+++ Supplied material +++

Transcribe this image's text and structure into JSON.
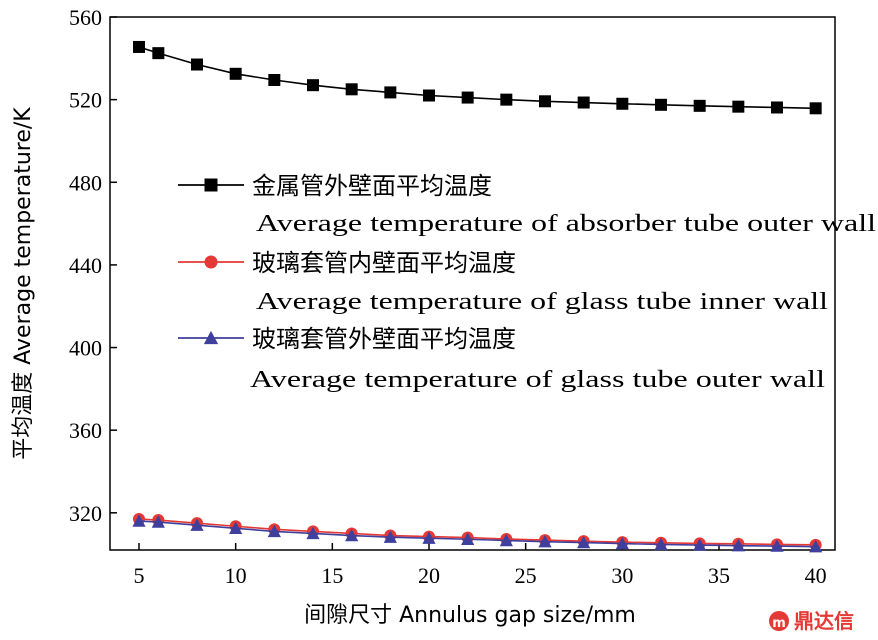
{
  "chart_data": {
    "type": "line",
    "x": [
      5,
      6,
      8,
      10,
      12,
      14,
      16,
      18,
      20,
      22,
      24,
      26,
      28,
      30,
      32,
      34,
      36,
      38,
      40
    ],
    "series": [
      {
        "name": "金属管外壁面平均温度",
        "name_en": "Average temperature of absorber tube outer wall",
        "color": "#000000",
        "marker": "square",
        "values": [
          545.5,
          542.5,
          537,
          532.5,
          529.5,
          527,
          525,
          523.5,
          522,
          521,
          520,
          519.2,
          518.6,
          518,
          517.5,
          517,
          516.6,
          516.2,
          515.8
        ]
      },
      {
        "name": "玻璃套管内壁面平均温度",
        "name_en": "Average temperature of glass tube inner wall",
        "color": "#e53935",
        "marker": "circle",
        "values": [
          317,
          316.5,
          315,
          313.5,
          312,
          311,
          310,
          309,
          308.5,
          308,
          307.3,
          306.8,
          306.3,
          305.8,
          305.5,
          305.2,
          305,
          304.7,
          304.5
        ]
      },
      {
        "name": "玻璃套管外壁面平均温度",
        "name_en": "Average temperature of glass tube outer wall",
        "color": "#3f3f9e",
        "marker": "triangle",
        "values": [
          316,
          315.5,
          314,
          312.5,
          311,
          310,
          309,
          308.2,
          307.7,
          307.2,
          306.6,
          306,
          305.6,
          305.1,
          304.7,
          304.4,
          304.1,
          303.9,
          303.6
        ]
      }
    ],
    "xlabel": "间隙尺寸 Annulus gap size/mm",
    "ylabel": "平均温度 Average temperature/K",
    "xlim": [
      3.5,
      41
    ],
    "ylim": [
      302,
      560
    ],
    "xticks": [
      5,
      10,
      15,
      20,
      25,
      30,
      35,
      40
    ],
    "yticks": [
      320,
      360,
      400,
      440,
      480,
      520,
      560
    ],
    "grid": false,
    "legend": "center-left"
  },
  "watermark": {
    "text": "鼎达信",
    "color": "#e53935"
  }
}
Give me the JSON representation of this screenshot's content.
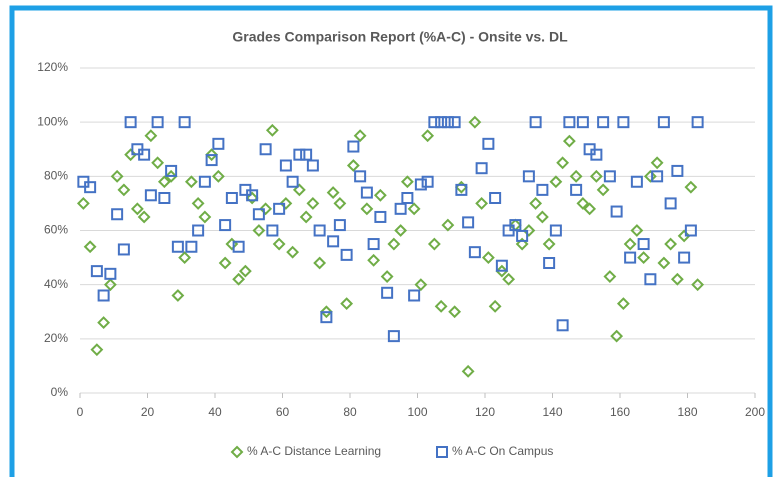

+++

**Requirement**
Check each line above for the word "color" and copy the ones that have it.

**Expected answer**
        "color": "#000000",
        "color": "#e53935",
        "color": "#3f3f9e",
    "color": "#e53935"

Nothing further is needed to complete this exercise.